- Kurze Übung 1:
Beantworten Sie die folgenden Fragen zum Reisebericht über den Chorausflug an den Untersee:
(a) Welches Museum besuchten die Sänger in Gaienhofen neben dem Hermann Hesse Haus?
(b) Mit welchem Verkehrsmittel wurden die Chorsänger am Sonntagmorgen abgeholt?
(c) Wohin fuhr der Zug, in den die Gruppe umstieg?
- Kurze Übung 2:
Stimmen diese Aussagen mit dem Reisebericht über den Chorausflug an den Untersee überein? Antworten Sie jeweils mit Ja oder Nein, und zitieren Sie die entscheidenden Worte des Textes.
(a) Der Kirchenchor Elgg war im letzten Jahr in Frankreich.
(b) Die Reisenden stiegen direkt am Bahnhof Oberwinterthur aus dem Bus aus.
(c) Beim Umsteigen in den Zug blieb jemand zurück.
- Kurze Übung 3: Führen Sie den Reisebericht über den Chorausflug an den Untersee nach seinem letzten Satz weiter.

- Textabschnitt:
>>>>

Reisebericht: Gaienhofen (H.Hesse) / Mammern vom 23. August 2015

Geschichte und Genuss am Untersee

Reiste im letzten Jahr der Kirchenchor Elgg 2 Tage nach Frankreich, ging es auch dieses

Mal ins europäische Ausland mit kulturellen Meilensteinen: Im deutschen Gaienhofen am

Untersee besuchten die Sänger das Hermann Hesse Haus und das Ortsmuseum Höri-Haus

um sich anschliessend am Schweizer Ufer kulinarisch verwöhnen zu lassen.

Am Sonntag 23. August früh wurden die Chorsänger vom beschaulichsten aller öffentlichen Verkehrsmittel

der Gemeinde, dem Postauto, mehr oder weniger vor der Haustür, an der nächsten

Haltestelle abgeholt. Im morgendlichen Sonnenlicht zog die malerische, bekannte Hügellandschaft

an den Reisenden vorbei auf der ersten Etappe über Hofstetten, Schlatt, Wallenstein nach Oberwinterthur.

Etwas abrupt wachten viele aus der Beschaulichkeit auf und stürmten aus dem Bus hinaus und

gleich wieder herein, denn es war eine Station zu früh – vor dem Bahnhof Oberwinterthur. Da nun

alle wach und präsent waren, blieb beim Umsteigen in den Zug niemand zurück, wir bestiegen den

Zug nach Stein am Rhein. Wiederum konnten wir die Sonntagmorgenidylle auf uns wirken lassen,

selbst wenn für kurze Zeit erstmals Wolken und Dunst andeuteten, dass sie auch ihren Anteil am

Tagesprogramm nehmen wollten.

<<<<

- Bereitgestellte Zeilen:
>>>>

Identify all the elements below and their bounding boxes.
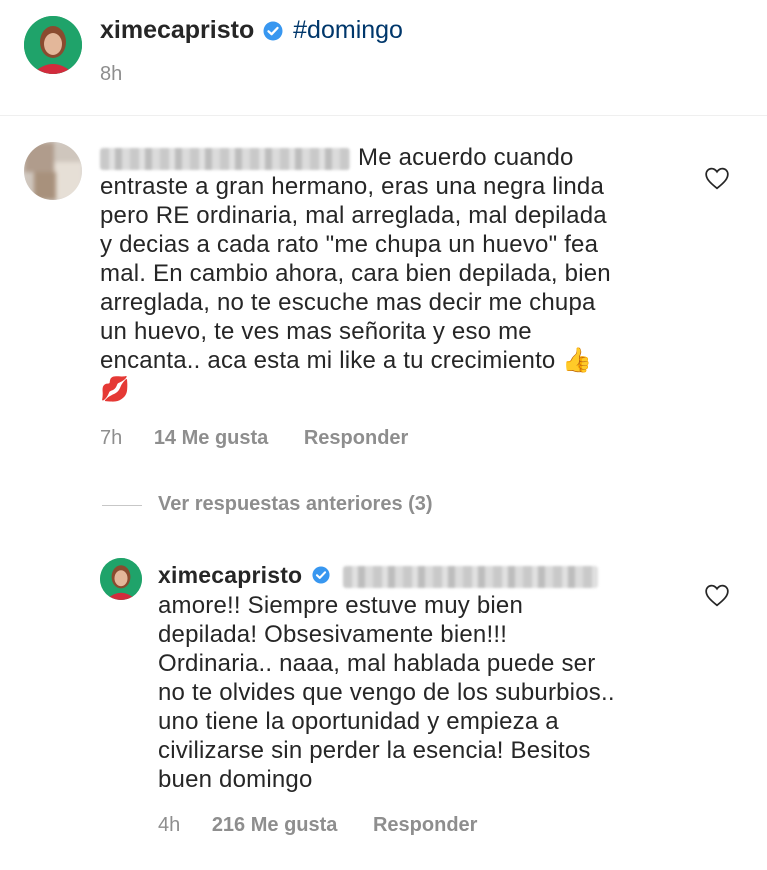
- comment-text-line: un huevo, te ves mas señorita y eso me: [100, 318, 532, 345]
- reply-timestamp: 4h: [158, 814, 181, 836]
- post-caption-hashtag[interactable]: #domingo: [293, 16, 403, 44]
- reply-text-line: buen domingo: [158, 766, 313, 794]
- reply-text-line: uno tiene la oportunidad y empieza a: [158, 708, 559, 736]
- mentioned-username-blurred[interactable]: [343, 565, 599, 588]
- comment-likes-count[interactable]: 14 Me gusta: [154, 427, 268, 449]
- comment-text-line: arreglada, no te escuche mas decir me ch…: [100, 289, 596, 316]
- comment-reply-button[interactable]: Responder: [304, 427, 408, 449]
- post-timestamp: 8h: [100, 63, 123, 85]
- replies-divider-line: [102, 505, 142, 506]
- post-author-avatar[interactable]: [24, 16, 82, 74]
- commenter-avatar[interactable]: [24, 142, 82, 200]
- reply-username[interactable]: ximecapristo: [158, 562, 302, 588]
- thumbs-up-emoji: 👍: [562, 347, 593, 374]
- reply-body: ximecapristo amore!! Siempre estuve muy …: [158, 561, 658, 794]
- comment-text-line: encanta.. aca esta mi like a tu crecimie…: [100, 347, 556, 374]
- comment-timestamp: 7h: [100, 427, 123, 449]
- comment-text-line: mal. En cambio ahora, cara bien depilada…: [100, 260, 611, 287]
- reply-reply-button[interactable]: Responder: [373, 814, 477, 836]
- comment-text-line: y decias a cada rato "me chupa un huevo"…: [100, 231, 599, 258]
- lips-emoji: 💋: [100, 376, 131, 403]
- divider: [0, 115, 767, 116]
- reply-text-line: depilada! Obsesivamente bien!!!: [158, 621, 508, 649]
- commenter-username-blurred[interactable]: [100, 147, 350, 170]
- reply-author-avatar[interactable]: [100, 558, 142, 600]
- comment-text-line: pero RE ordinaria, mal arreglada, mal de…: [100, 202, 607, 229]
- reply-text-line: no te olvides que vengo de los suburbios…: [158, 679, 615, 707]
- comment-line: Me acuerdo cuando: [100, 143, 660, 172]
- reply-text-line: civilizarse sin perder la esencia! Besit…: [158, 737, 591, 765]
- reply-text-line: Ordinaria.. naaa, mal hablada puede ser: [158, 650, 596, 678]
- comment-text-line: Me acuerdo cuando: [358, 144, 574, 171]
- comment-text-line: entraste a gran hermano, eras una negra …: [100, 173, 604, 200]
- view-previous-replies-button[interactable]: Ver respuestas anteriores (3): [158, 493, 433, 516]
- reply-likes-count[interactable]: 216 Me gusta: [212, 814, 338, 836]
- post-username[interactable]: ximecapristo: [100, 16, 254, 44]
- comment-like-heart-icon[interactable]: [704, 166, 730, 195]
- verified-badge-icon: [312, 562, 330, 591]
- comment-body: Me acuerdo cuando entraste a gran herman…: [100, 143, 660, 404]
- reply-like-heart-icon[interactable]: [704, 583, 730, 612]
- verified-badge-icon: [263, 21, 283, 46]
- reply-text-line: amore!! Siempre estuve muy bien: [158, 592, 524, 620]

<<<<

- Schriftliche Antwort 1:
(a) Das Ortsmuseum Höri-Haus.
(b) Mit dem Postauto.
(c) Nach Stein am Rhein.

- Schriftliche Antwort 2:
(a) Ja: „Reiste im letzten Jahr der Kirchenchor Elgg 2 Tage nach Frankreich“
(b) Nein: „denn es war eine Station zu früh – vor dem Bahnhof Oberwinterthur“
(c) Nein: „blieb beim Umsteigen in den Zug niemand zurück“

- Schriftliche Antwort 3:
In Stein am Rhein bestieg die Reisegesellschaft nach kurzem Fussmarsch am Fuss des Städtchen

das Schiff, welches zur sonnigen Fahrt nach Gaienhofen, einem Ort am deutschen Ufer des Untersee

einlud. Sonne, Kaffee und Gipfeli an Bord taten das Ihrige dazu, dass letzte müde Geister

verscheucht wurden und allenthalben angeregte Unterhaltung zu hören war. So an Leib und Geist

aufgewärmt, erfuhren wir in Gaienhofen von kundigen einheimischen Führern manches über das

Leben von deutschen Kulturschaffenden, die einen Teil ihres Lebens deutschen Ufer des Untersee

verbracht haben.

Zunächst über Hermann Hesse in dessen Haus, in welches er 1904 aus Basel nach Gaienhofen

gezogen war. Dieser Umzug war in gewisser Weise eine Flucht eines jungen Ehepaars, hat Hesse

doch gegen den Willen ihrer Familie, aber ihrer beider Liebe folgend Maria Bernoulli geheiratet.

Sie war aus betuchtem Elternhaus, wo ein Dichter nicht gern gesehen war. Hesse hatte in den

Jahren am Bodensee erste grosse Erfolge als Dichter, die Familie erhielt 3 fachen Nachwuchs –

Grund genug, dass der Kontakt zur Familie seiner Ehefrau sich normalisierte.

Es seien wohl die sesshaftesten Jahre von Hesse gewesen, schilderte die Führerin in launigem,

alemannischen Dialekt. Die schlichte Frage „Bin ich glücklich?“ hätte den Dichter nach 7 Jahren

aufbrechen lassen aus der bürgerlichen Behaglichkeit seiner jungen Familie 1911 auf eine Reise

nach Indien – seinem Wesen als Suchender folgend, als solcher Hesse wie manch anderer Dichter

und Künstler galt und gilt.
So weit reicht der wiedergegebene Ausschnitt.